Stored data:

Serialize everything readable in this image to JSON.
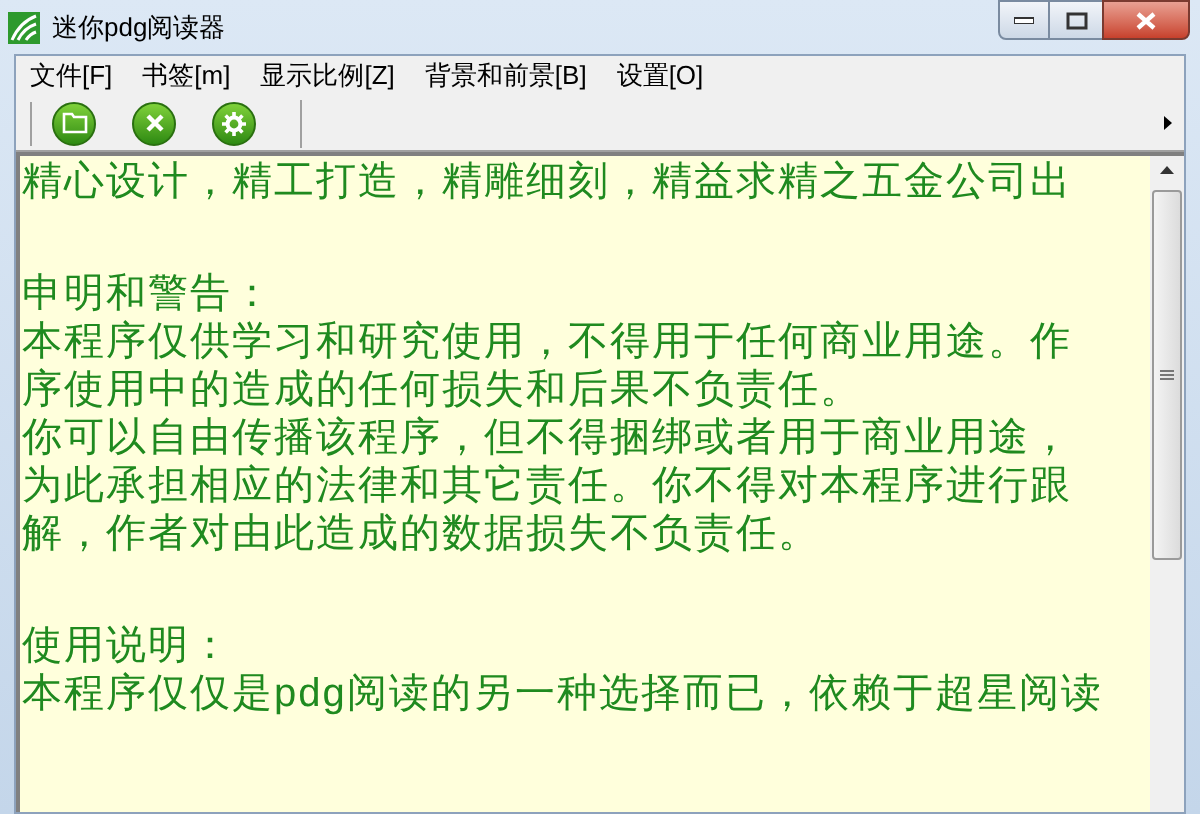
{
  "window": {
    "title": "迷你pdg阅读器"
  },
  "menu": [
    "文件[F]",
    "书签[m]",
    "显示比例[Z]",
    "背景和前景[B]",
    "设置[O]"
  ],
  "document": {
    "blocks": [
      {
        "lines": [
          "精心设计，精工打造，精雕细刻，精益求精之五金公司出"
        ]
      },
      {
        "lines": [
          "申明和警告：",
          "本程序仅供学习和研究使用，不得用于任何商业用途。作",
          "序使用中的造成的任何损失和后果不负责任。",
          "你可以自由传播该程序，但不得捆绑或者用于商业用途，",
          "为此承担相应的法律和其它责任。你不得对本程序进行跟",
          "解，作者对由此造成的数据损失不负责任。"
        ]
      },
      {
        "lines": [
          "使用说明：",
          "本程序仅仅是pdg阅读的另一种选择而已，依赖于超星阅读"
        ]
      }
    ]
  }
}
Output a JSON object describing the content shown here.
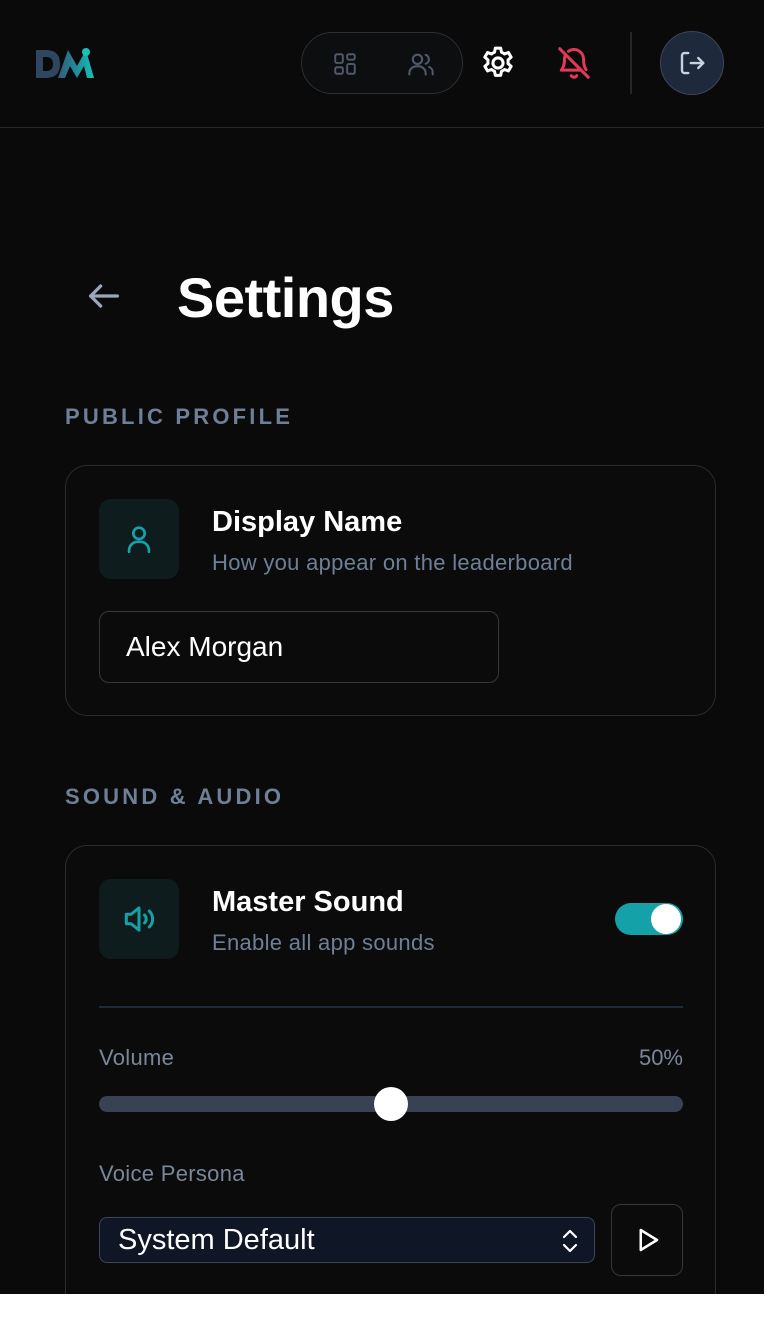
{
  "header": {
    "logo_text": "DM",
    "nav": [
      {
        "icon": "grid-icon"
      },
      {
        "icon": "users-icon"
      }
    ],
    "settings_icon": "gear-icon",
    "notifications_icon": "bell-off-icon",
    "logout_icon": "logout-icon"
  },
  "page": {
    "title": "Settings"
  },
  "profile_section": {
    "label": "PUBLIC PROFILE",
    "display_name": {
      "title": "Display Name",
      "subtitle": "How you appear on the leaderboard",
      "value": "Alex Morgan"
    }
  },
  "sound_section": {
    "label": "SOUND & AUDIO",
    "master_sound": {
      "title": "Master Sound",
      "subtitle": "Enable all app sounds",
      "enabled": true
    },
    "volume": {
      "label": "Volume",
      "value_text": "50%",
      "value": 0.5
    },
    "voice_persona": {
      "label": "Voice Persona",
      "selected": "System Default"
    }
  },
  "colors": {
    "background": "#0a0a0b",
    "accent": "#14a2a8",
    "muted_text": "#6f7f96",
    "danger": "#e03a58"
  }
}
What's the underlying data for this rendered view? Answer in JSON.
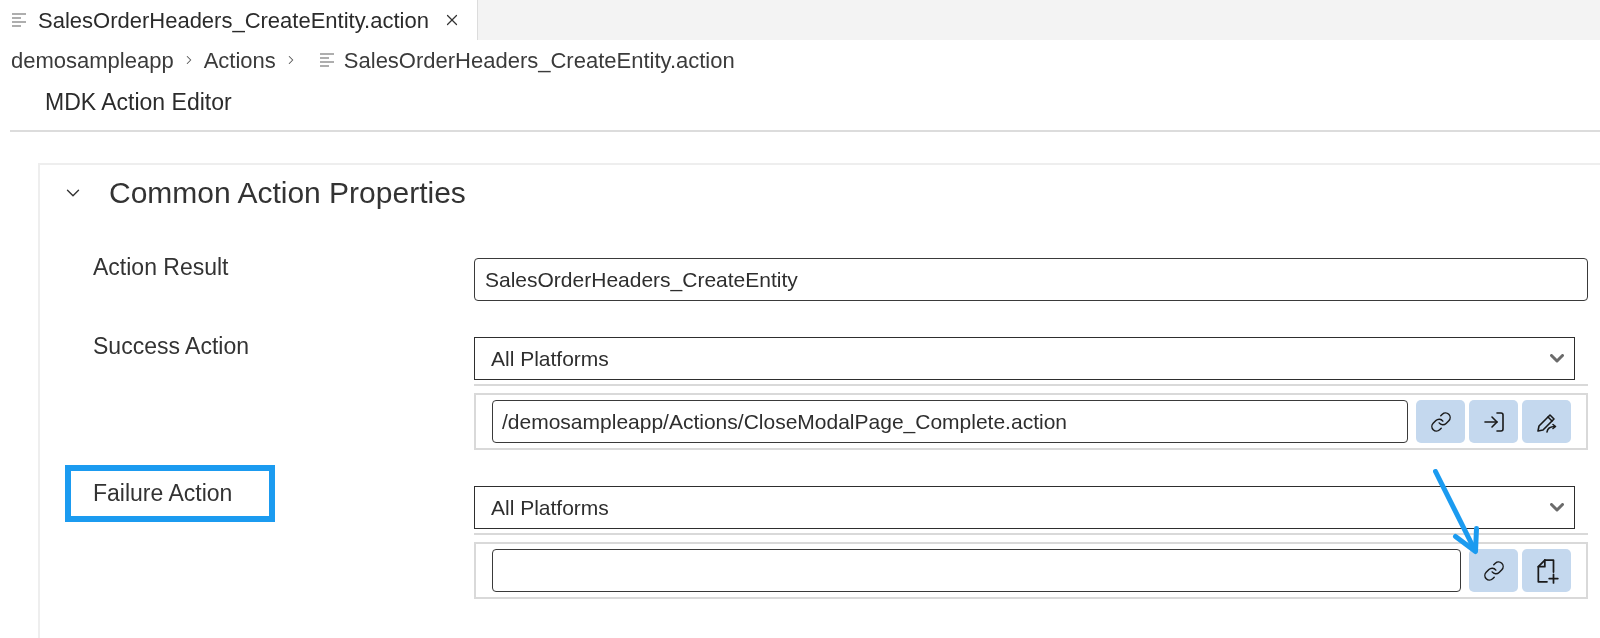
{
  "tabs": [
    {
      "label": "SalesOrderHeaders_CreateEntity.action",
      "selected": true
    }
  ],
  "breadcrumb": [
    {
      "label": "demosampleapp",
      "kind": "folder"
    },
    {
      "label": "Actions",
      "kind": "folder"
    },
    {
      "label": "SalesOrderHeaders_CreateEntity.action",
      "kind": "file"
    }
  ],
  "editor": {
    "title": "MDK Action Editor"
  },
  "section": {
    "title": "Common Action Properties",
    "expanded": true,
    "properties": [
      {
        "label": "Action Result",
        "highlighted": false,
        "kind": "text",
        "value": "SalesOrderHeaders_CreateEntity"
      },
      {
        "label": "Success Action",
        "highlighted": false,
        "kind": "action",
        "platform": "All Platforms",
        "value": "/demosampleapp/Actions/CloseModalPage_Complete.action",
        "buttons": [
          {
            "kind": "link",
            "annotated": false
          },
          {
            "kind": "import",
            "annotated": false
          },
          {
            "kind": "edit",
            "annotated": false
          }
        ]
      },
      {
        "label": "Failure Action",
        "highlighted": true,
        "kind": "action",
        "platform": "All Platforms",
        "buttons": [
          {
            "kind": "link",
            "annotated": true
          },
          {
            "kind": "new",
            "annotated": false
          }
        ]
      }
    ]
  }
}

Problem:
In the entries above, identify each line that includes the string "label", then copy it.

Output:
    "label": "PUBLIC PROFILE",
    "label": "SOUND & AUDIO",
      "label": "Volume",
      "label": "Voice Persona",
      "label": "SalesOrderHeaders_CreateEntity.action",
      "label": "demosampleapp",
      "label": "Actions",
      "label": "SalesOrderHeaders_CreateEntity.action",
        "label": "Action Result",
        "label": "Success Action",
        "label": "Failure Action",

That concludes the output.